> Aim of the task
Write the next portion of the court opinion below on Herbert J. Frank's motion to dismiss, beginning right after its final sentence.

394 A.2d 226

Mervyn TUCKMAN, Plaintiff, v. AEROSONIC CORPORATION, a Delaware Corporation, Artko Corporation, a Delaware Corporation, Sol Kotz, Herbert J. Frank, A. L. Ben-Mayor, Philip Stapp, Stanley Grayson, Ken Foulk, Lawrence Friedman, Howard Oseran, Mrs. Ann Doss, Charles F. Burley, Abraham E. Cohen, Harris E. Long, Laventhol Krekstin Horwath & Horwath, Saclarides, Campas and Mink, and Horwath & Horwath, Defendants.

Court of Chancery of Delaware, New Castle County.

Submitted July 13, 1978.

Decided Sept. 11, 1978.

*227Thomas G. Hughes, of O’Donnell & Hughes, P. A., Wilmington, and James M. Richardson, of Spector, Cohen, Hunt & Ro-sen, Philadelphia, Pa., for plaintiff.

Steven J. Rothschild, and Steven M. Ge-varter, of Prickett, Ward, Burt & Sanders, Wilmington, for defendant-Frank.

HARTNETT, Vice Chancellor.

One of the individual defendants, Herbert J. Frank, moved to dismiss this action, as to him, for lack of this Court’s jurisdiction over him and insufficiency of service of process upon him. The issue before me is whether defendant-Frank has waived his right to challenge a jurisdictional defect established as the result of Shaffer v. Heitner, 433 U.S. 186, 97 S.Ct. 2569, 53 L.Ed.2d 683 (1977), a decision handed down after Frank had entered his general appearance in this action.

*228The present suit was filed on January 13, 1973, by plaintiff against corporate defendants Aerosonic Corporation and Artko Corporation, (both of which are incorporated in Delaware), certain present or former directors of Artko, three accounting firms and defendant-Herbert J. Frank (Frank), who is the President of Aerosonic.

On January 15, 1973, upon plaintiff’s application, a Sequestration Order was entered pursuant to 10 Del.C. § 366.1 In compliance with that Order 315,952 shares of Aerosonic stock owned legally and beneficially by Frank were seized. Frank, by special appearance, then moved to quash, vacate and dismiss the Sequestration Order and Writ issued on the Order. Following the denial of Frank’s Motion, which did not challenge the constitutionality of the statute under the authority of which his stock was seized, Frank filed an Answer and thereby entered a general appearance on July 19, 1976.

> Dataset records
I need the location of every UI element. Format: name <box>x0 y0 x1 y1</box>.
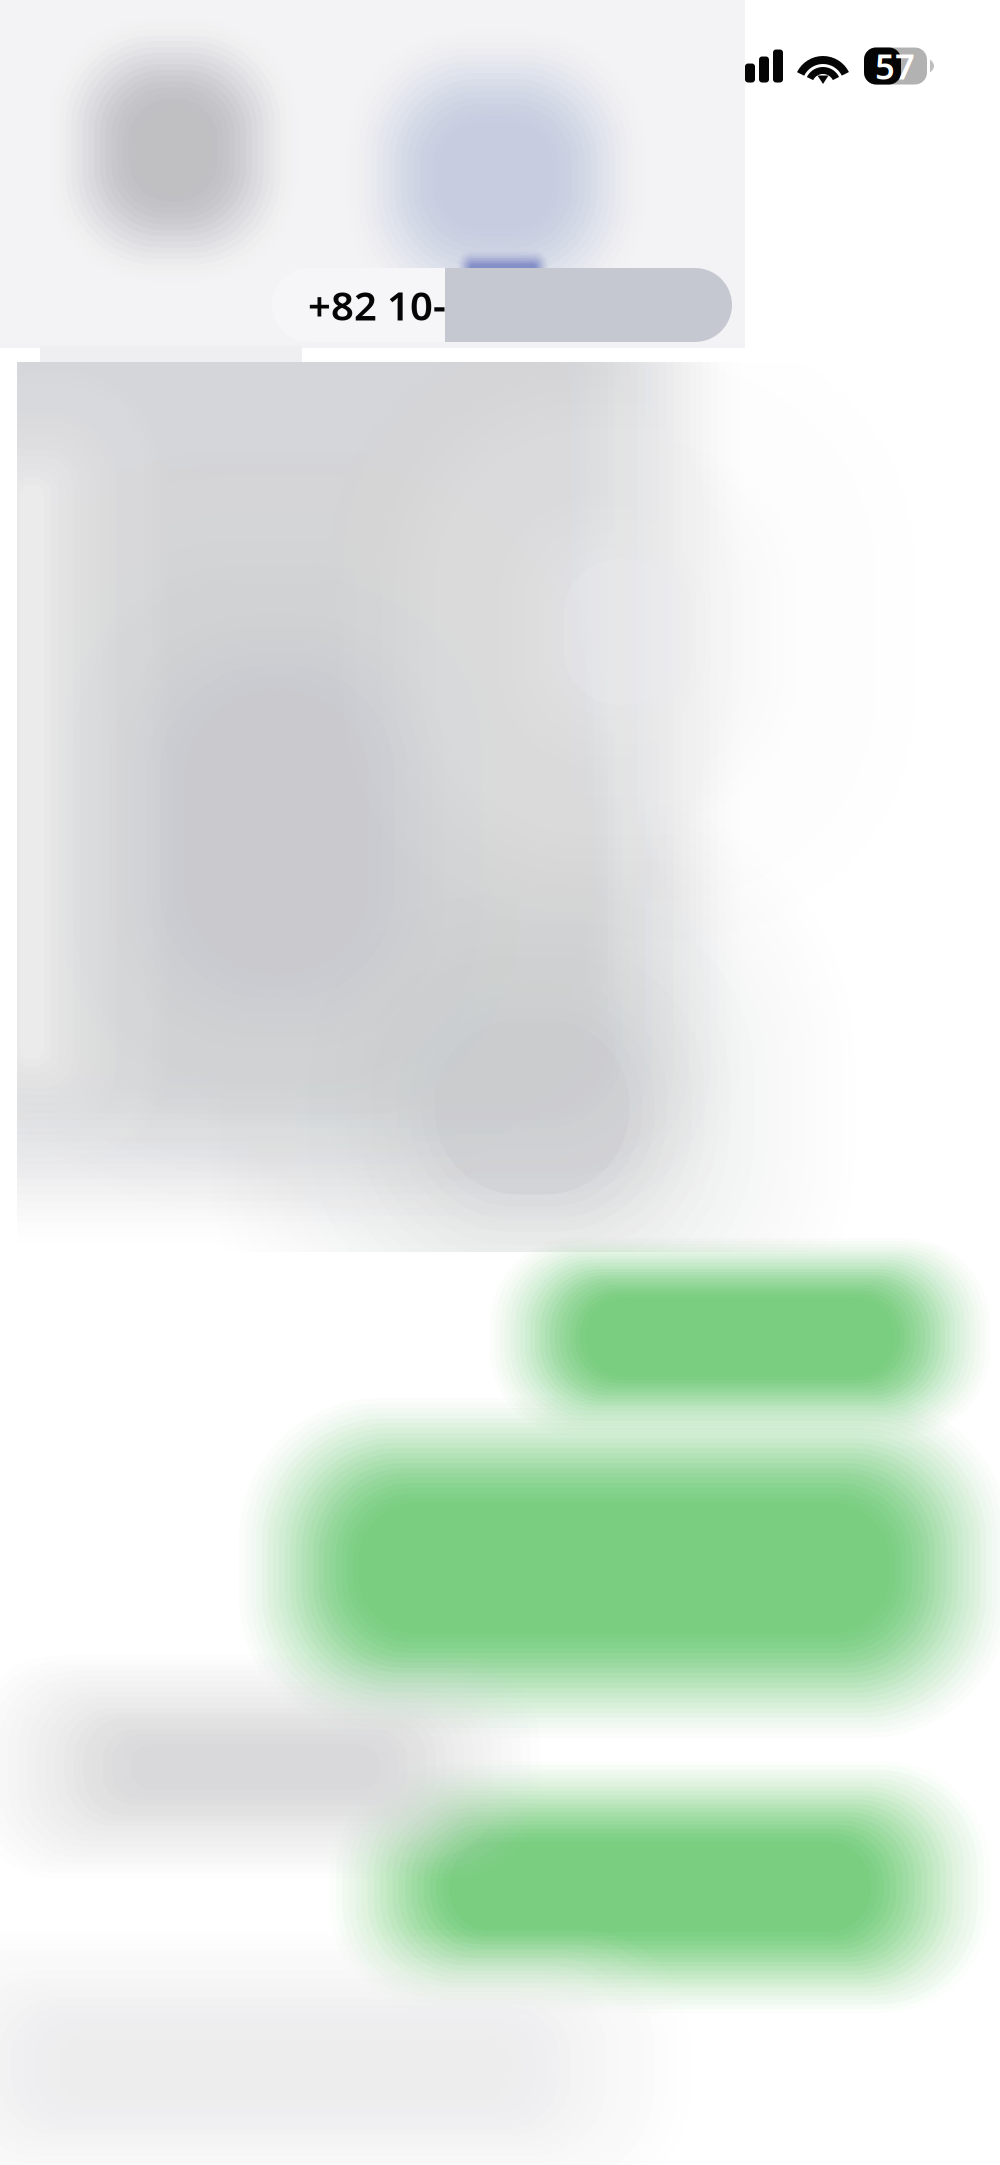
staticText: 57 <box>875 43 915 89</box>
staticText: +82 10- <box>308 278 446 332</box>
button[interactable]: +82 10- <box>272 268 732 342</box>
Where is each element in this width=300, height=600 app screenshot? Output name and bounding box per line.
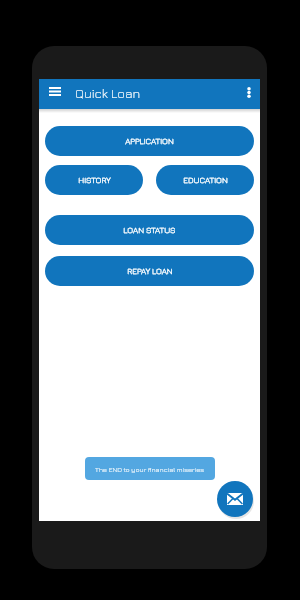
staticText: The END to your financial miseries xyxy=(95,465,205,473)
button[interactable]: APPLICATION xyxy=(45,126,254,156)
staticText: LOAN STATUS xyxy=(123,225,176,235)
button[interactable]: REPAY LOAN xyxy=(45,256,254,286)
button[interactable]: Send mail xyxy=(217,481,253,517)
button[interactable]: EDUCATION xyxy=(156,165,254,195)
staticText: REPAY LOAN xyxy=(127,266,173,276)
staticText: APPLICATION xyxy=(125,136,174,146)
button[interactable]: More options xyxy=(239,81,259,103)
button[interactable]: The END to your financial miseries xyxy=(85,457,215,480)
staticText: EDUCATION xyxy=(183,175,228,185)
staticText: HISTORY xyxy=(78,175,111,185)
button[interactable]: Menu xyxy=(44,79,66,104)
button[interactable]: LOAN STATUS xyxy=(45,215,254,245)
staticText: Quick Loan xyxy=(75,85,141,100)
button[interactable]: HISTORY xyxy=(45,165,143,195)
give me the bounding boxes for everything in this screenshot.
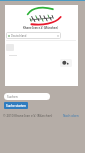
staticText: Suche starten	[6, 104, 26, 108]
staticText: Suchen	[7, 95, 18, 99]
button[interactable]: Nach oben	[63, 114, 79, 118]
staticText: © 2010 Khane Iran e.V. (München)	[3, 114, 53, 118]
button[interactable]: Suchen	[4, 93, 50, 100]
staticText: Khane Iran e.V. (München)	[23, 26, 59, 30]
button[interactable]: Deutschland	[6, 32, 61, 39]
button[interactable]: Suche starten	[4, 102, 28, 109]
staticText: Deutschland	[11, 34, 27, 38]
button[interactable]: Optionen	[60, 59, 72, 67]
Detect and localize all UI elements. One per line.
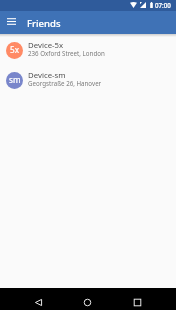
staticText: Friends [27,17,61,30]
button[interactable]: Open navigation drawer [0,11,23,34]
staticText: sm [9,74,21,85]
staticText: Georgstraße 26, Hanover [28,79,102,87]
staticText: Device-5x [28,40,64,51]
staticText: 236 Oxford Street, London [28,49,105,57]
staticText: 5x [10,44,20,55]
button[interactable]: Recent apps [126,288,148,310]
staticText: Device-sm [28,70,66,81]
button[interactable]: Back [27,288,49,310]
button[interactable]: 5x [0,35,176,65]
staticText: 07:00 [155,1,171,9]
button[interactable]: sm [0,65,176,95]
button[interactable]: Home [76,288,98,310]
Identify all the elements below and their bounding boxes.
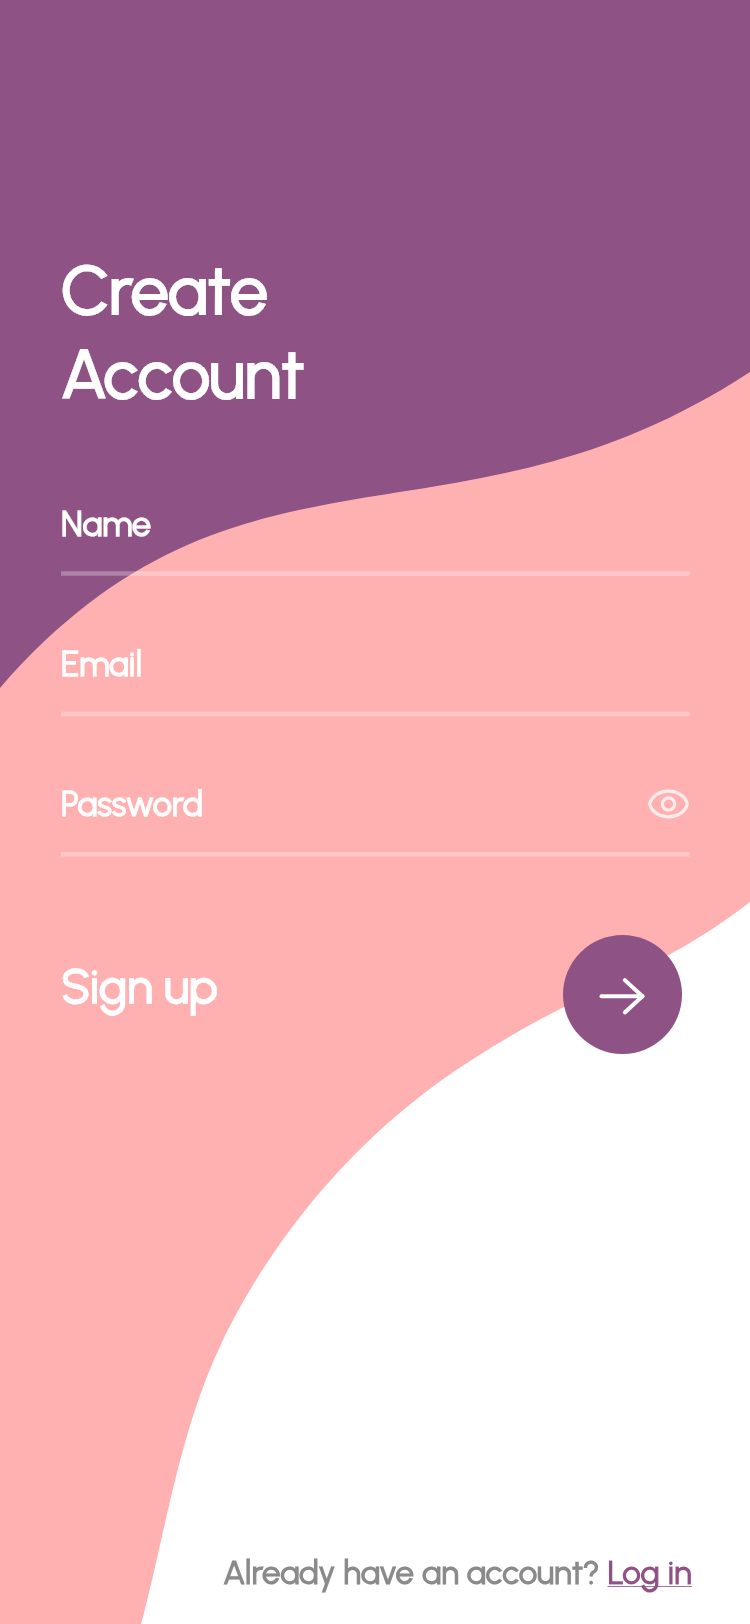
- button[interactable]: Continue: [563, 935, 682, 1054]
- staticText: Password: [61, 784, 204, 825]
- button[interactable]: Already have an account? Log in: [223, 1553, 692, 1593]
- staticText: Email: [61, 644, 142, 685]
- staticText: Create Account: [61, 249, 305, 415]
- staticText: Name: [61, 504, 152, 545]
- staticText: Sign up: [61, 957, 218, 1015]
- staticText: Already have an account? Log in: [223, 1553, 692, 1593]
- button[interactable]: Show password: [638, 774, 698, 834]
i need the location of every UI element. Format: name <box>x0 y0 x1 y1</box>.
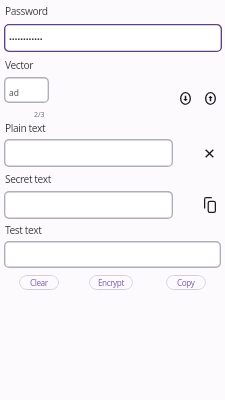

> Reply to the exercise
In Shaffer v. Heitner, supra, which was handed down on June 24, 1977, the United States Supreme Court held that the provisions of 10 Del.C. § 366 (the Delaware Sequestration Statute) were unconstitutionally used to confer in personam jurisdiction in this Court over a nonresident defendant where the defendant’s necessary minimum contacts with Delaware were absent.2 On September 20, 1977, at least 82 days after learning that Shaffer might provide grounds for dismissal of this action against him, Frank moved for dismissal of this suit on the basis of that heralded decision.3 During that period, Frank took the following discovery related actions:

1. On July 5, 1977, Frank forwarded to plaintiff his Answers to Interrogatories which had been propounded prior to the Shaffer decision; and
2. On July 27,1977, Frank sent plaintiff copies of certain documents which had been previously withheld as privileged.

Production of these documents followed plaintiff’s motion to compel production of the documents and a request for sanctions which were filed on January 11, 1977, although the record does not indicate that these documents were produced specifically in response to that motion.

Frank argues that he entered a general appearance in this action, in 1976 only because of this Court’s order for the seizure of his substantial holdings in Aerosonic pursuant to the Sequestration Statute, a seizure similar to the seizure held to be unconstitutional in Shaffer. Therefore he urges that he should now be permitted to withdraw his appearance, which he claims was entered under financial coercion. Frank points to the fact that other individual defendants who had only nominal stock holdings in Aerosonic simply forfeited their shares rather than expose themselves to the possibility of in personam liability and that they, unlike himself, were not faced with the “Hobson’s choice” of either defending this action or forfeiting valuable assets.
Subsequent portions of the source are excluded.